• [Aim of the task] Repeat the material below word for word and leave out all pictures.

• [Listed entries]
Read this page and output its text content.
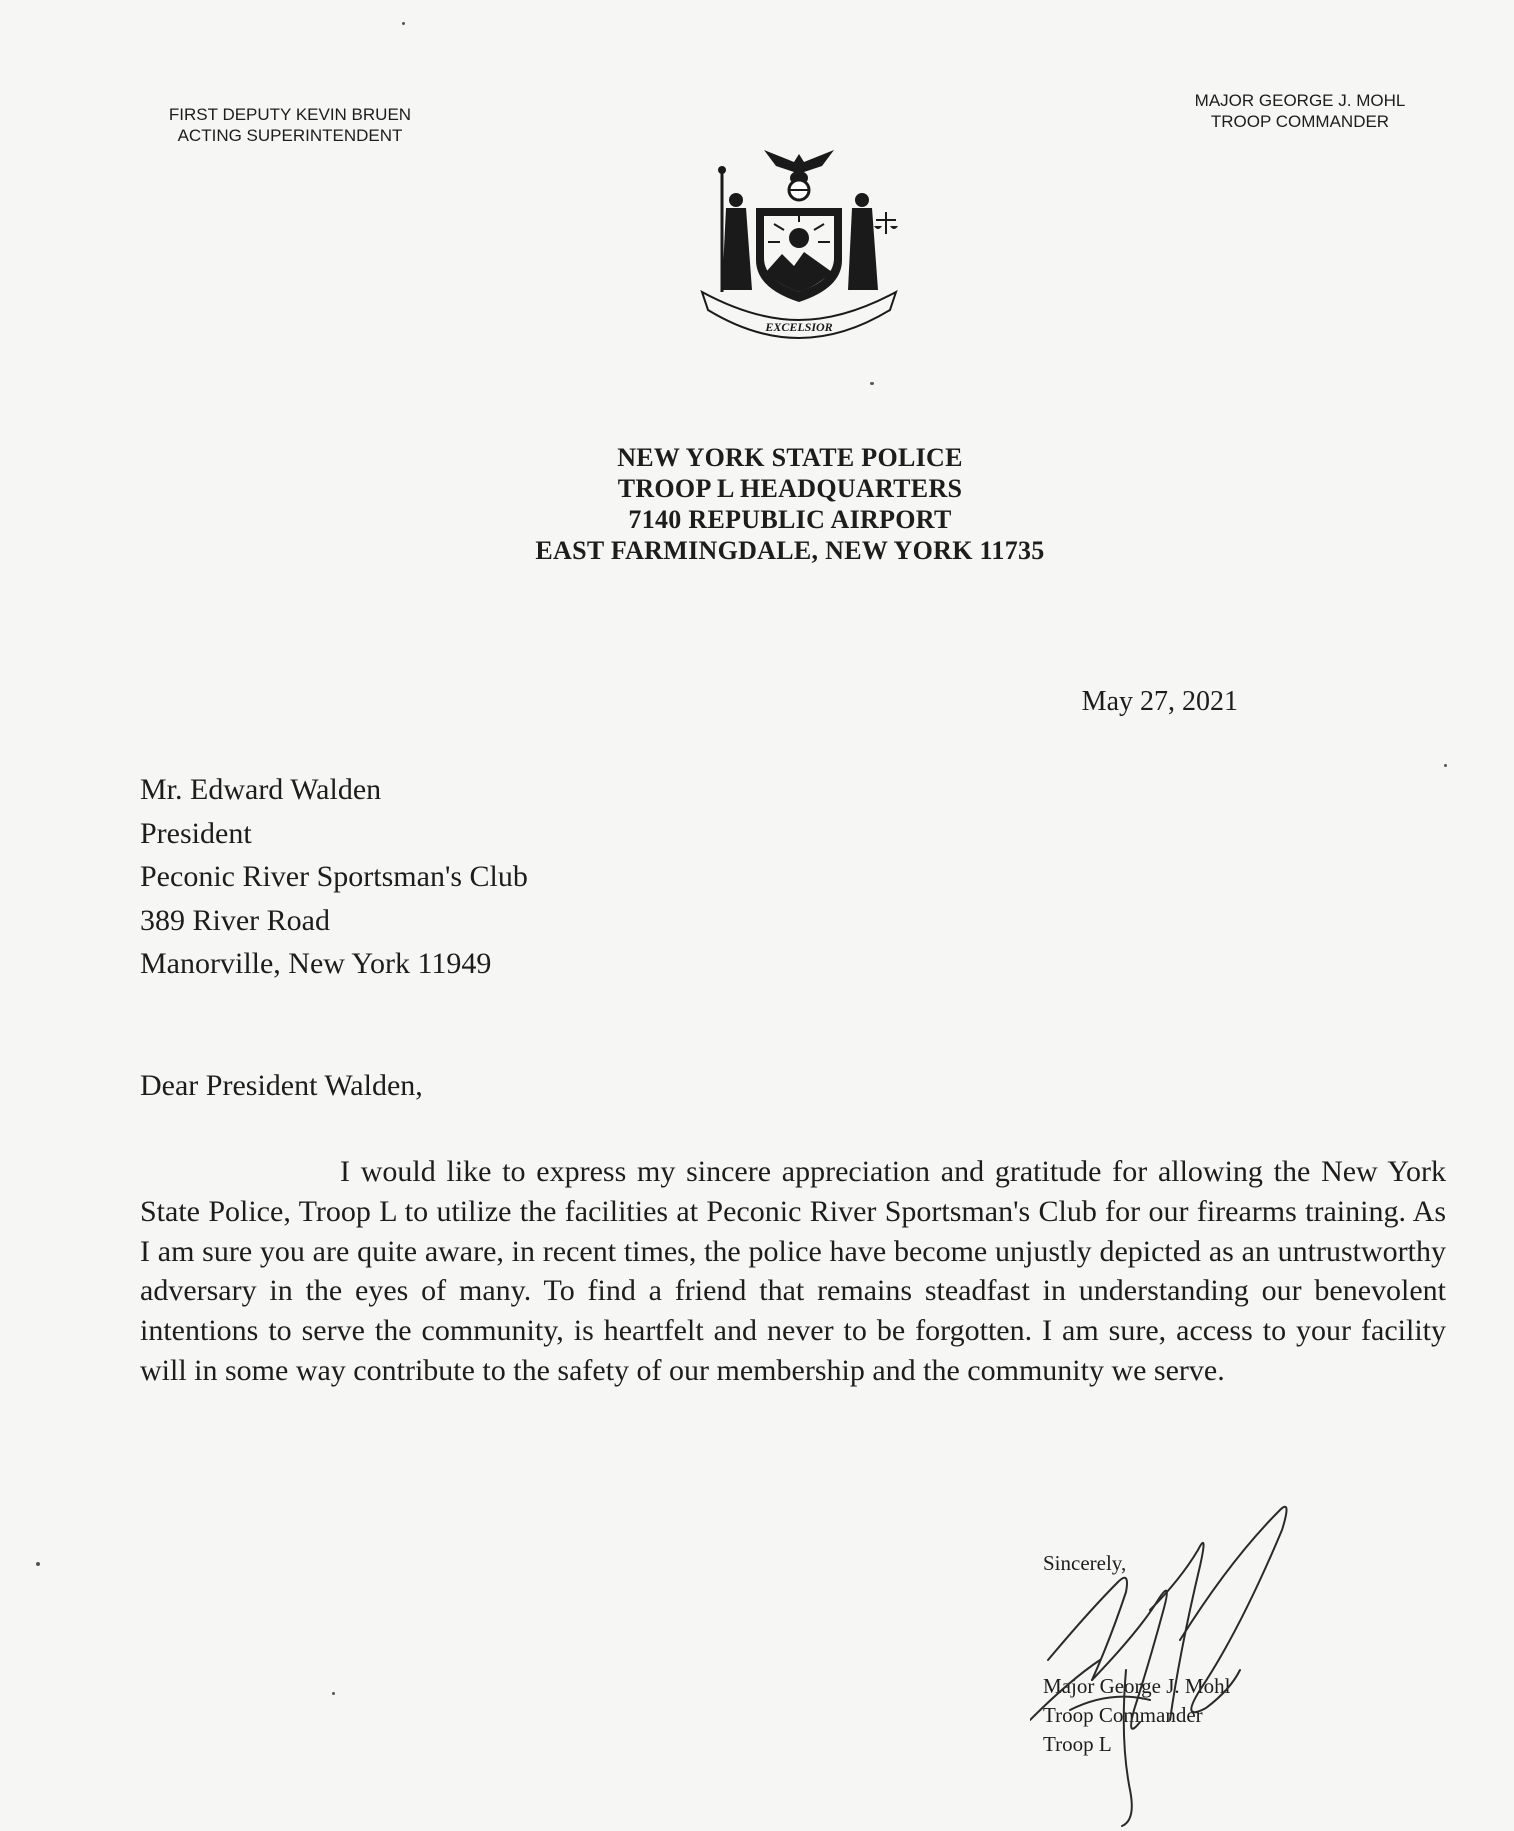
FIRST DEPUTY KEVIN BRUEN
ACTING SUPERINTENDENT
MAJOR GEORGE J. MOHL
TROOP COMMANDER
EXCELSIOR
NEW YORK STATE POLICE
TROOP L HEADQUARTERS
7140 REPUBLIC AIRPORT
EAST FARMINGDALE, NEW YORK 11735
May 27, 2021
Mr. Edward Walden
President
Peconic River Sportsman's Club
389 River Road
Manorville, New York 11949
Dear President Walden,
I would like to express my sincere appreciation and gratitude for allowing the New York State Police, Troop L to utilize the facilities at Peconic River Sportsman's Club for our firearms training. As I am sure you are quite aware, in recent times, the police have become unjustly depicted as an untrustworthy adversary in the eyes of many. To find a friend that remains steadfast in understanding our benevolent intentions to serve the community, is heartfelt and never to be forgotten. I am sure, access to your facility will in some way contribute to the safety of our membership and the community we serve.
Sincerely,
Major George J. Mohl
Troop Commander
Troop L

• [Exercise response]
Read this page and output its text content.
FIRST DEPUTY KEVIN BRUEN
ACTING SUPERINTENDENT
MAJOR GEORGE J. MOHL
TROOP COMMANDER
EXCELSIOR
NEW YORK STATE POLICE
TROOP L HEADQUARTERS
7140 REPUBLIC AIRPORT
EAST FARMINGDALE, NEW YORK 11735
May 27, 2021
Mr. Edward Walden
President
Peconic River Sportsman's Club
389 River Road
Manorville, New York 11949
Dear President Walden,
I would like to express my sincere appreciation and gratitude for allowing the New York State Police, Troop L to utilize the facilities at Peconic River Sportsman's Club for our firearms training. As I am sure you are quite aware, in recent times, the police have become unjustly depicted as an untrustworthy adversary in the eyes of many. To find a friend that remains steadfast in understanding our benevolent intentions to serve the community, is heartfelt and never to be forgotten. I am sure, access to your facility will in some way contribute to the safety of our membership and the community we serve.
Sincerely,
Major George J. Mohl
Troop Commander
Troop L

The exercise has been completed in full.